**DATA ROWS**:
==============================

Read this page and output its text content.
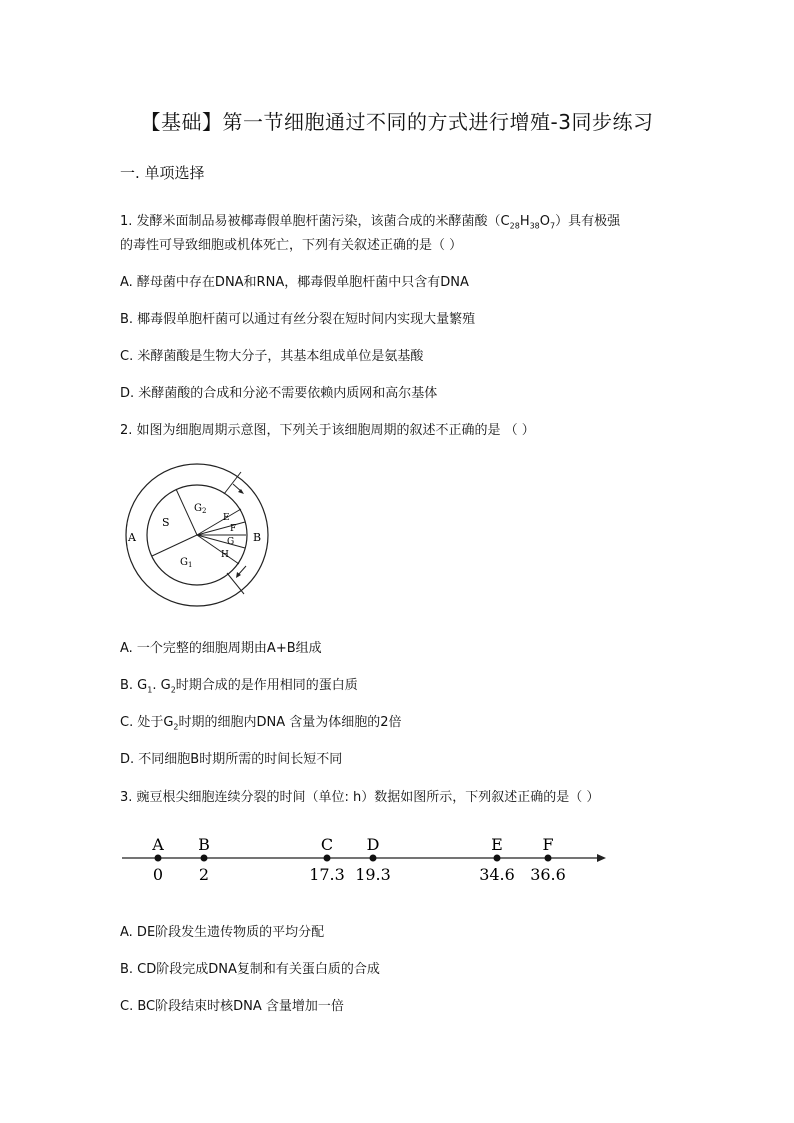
【基础】第一节细胞通过不同的方式进行增殖-3同步练习
一. 单项选择
1. 发酵米面制品易被椰毒假单胞杆菌污染，该菌合成的米酵菌酸$(C_{28}H_{38}O_7)$具有极强
的毒性可导致细胞或机体死亡，下列有关叙述正确的是（ ）
A. 酵母菌中存在DNA和RNA，椰毒假单胞杆菌中只含有DNA
B. 椰毒假单胞杆菌可以通过有丝分裂在短时间内实现大量繁殖
C. 米酵菌酸是生物大分子，其基本组成单位是氨基酸
D. 米酵菌酸的合成和分泌不需要依赖内质网和高尔基体
2. 如图为细胞周期示意图，下列关于该细胞周期的叙述不正确的是 （ ）
A	B
S
$G_2$
$G_1$
E
F
G
H
A. 一个完整的细胞周期由A+B组成
B. $G_1$. $G_2$时期合成的是作用相同的蛋白质
C. 处于$G_2$时期的细胞内DNA 含量为体细胞的2倍
D. 不同细胞B时期所需的时间长短不同
3. 豌豆根尖细胞连续分裂的时间（单位: h）数据如图所示，下列叙述正确的是（ ）
A
0
B
2
C
17.3
D
19.3
E
34.6
F
36.6
A. DE阶段发生遗传物质的平均分配
B. CD阶段完成DNA复制和有关蛋白质的合成
C. BC阶段结束时核DNA 含量增加一倍
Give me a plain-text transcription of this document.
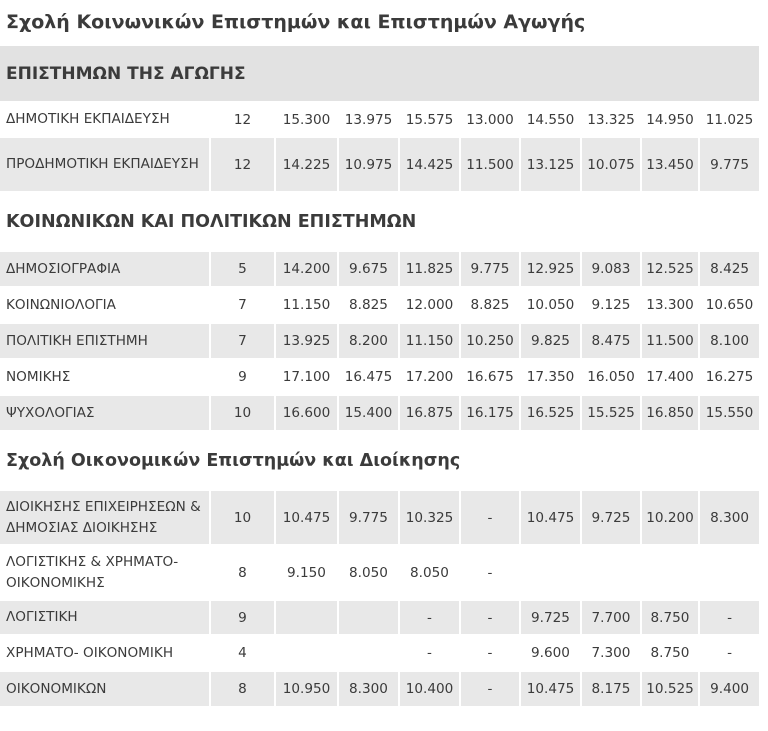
Σχολή Κοινωνικών Επιστημών και Επιστημών Αγωγής									
ΕΠΙΣΤΗΜΩΝ ΤΗΣ ΑΓΩΓΗΣ									
ΔΗΜΟΤΙΚΗ ΕΚΠΑΙΔΕΥΣΗ	12	15.300	13.975	15.575	13.000	14.550	13.325	14.950	11.025
ΠΡΟΔΗΜΟΤΙΚΗ ΕΚΠΑΙΔΕΥΣΗ	12	14.225	10.975	14.425	11.500	13.125	10.075	13.450	9.775
ΚΟΙΝΩΝΙΚΩΝ ΚΑΙ ΠΟΛΙΤΙΚΩΝ ΕΠΙΣΤΗΜΩΝ									
ΔΗΜΟΣΙΟΓΡΑΦΙΑ	5	14.200	9.675	11.825	9.775	12.925	9.083	12.525	8.425
ΚΟΙΝΩΝΙΟΛΟΓΙΑ	7	11.150	8.825	12.000	8.825	10.050	9.125	13.300	10.650
ΠΟΛΙΤΙΚΗ ΕΠΙΣΤΗΜΗ	7	13.925	8.200	11.150	10.250	9.825	8.475	11.500	8.100
ΝΟΜΙΚΗΣ	9	17.100	16.475	17.200	16.675	17.350	16.050	17.400	16.275
ΨΥΧΟΛΟΓΙΑΣ	10	16.600	15.400	16.875	16.175	16.525	15.525	16.850	15.550
Σχολή Οικονομικών Επιστημών και Διοίκησης									
ΔΙΟΙΚΗΣΗΣ ΕΠΙΧΕΙΡΗΣΕΩΝ & ΔΗΜΟΣΙΑΣ ΔΙΟΙΚΗΣΗΣ	10	10.475	9.775	10.325	-	10.475	9.725	10.200	8.300
ΛΟΓΙΣΤΙΚΗΣ & ΧΡΗΜΑΤΟ- ΟΙΚΟΝΟΜΙΚΗΣ	8	9.150	8.050	8.050	-				
ΛΟΓΙΣΤΙΚΗ	9			-	-	9.725	7.700	8.750	-
ΧΡΗΜΑΤΟ- ΟΙΚΟΝΟΜΙΚΗ	4			-	-	9.600	7.300	8.750	-
ΟΙΚΟΝΟΜΙΚΩΝ	8	10.950	8.300	10.400	-	10.475	8.175	10.525	9.400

==============================

**WHAT TO PRODUCE**: Note every line above where the string "ΕΠΙΣΤΗΜΩΝ" shows up, and copy those lines.

**ANSWER BELOW**:
ΕΠΙΣΤΗΜΩΝ ΤΗΣ ΑΓΩΓΗΣ									
ΚΟΙΝΩΝΙΚΩΝ ΚΑΙ ΠΟΛΙΤΙΚΩΝ ΕΠΙΣΤΗΜΩΝ									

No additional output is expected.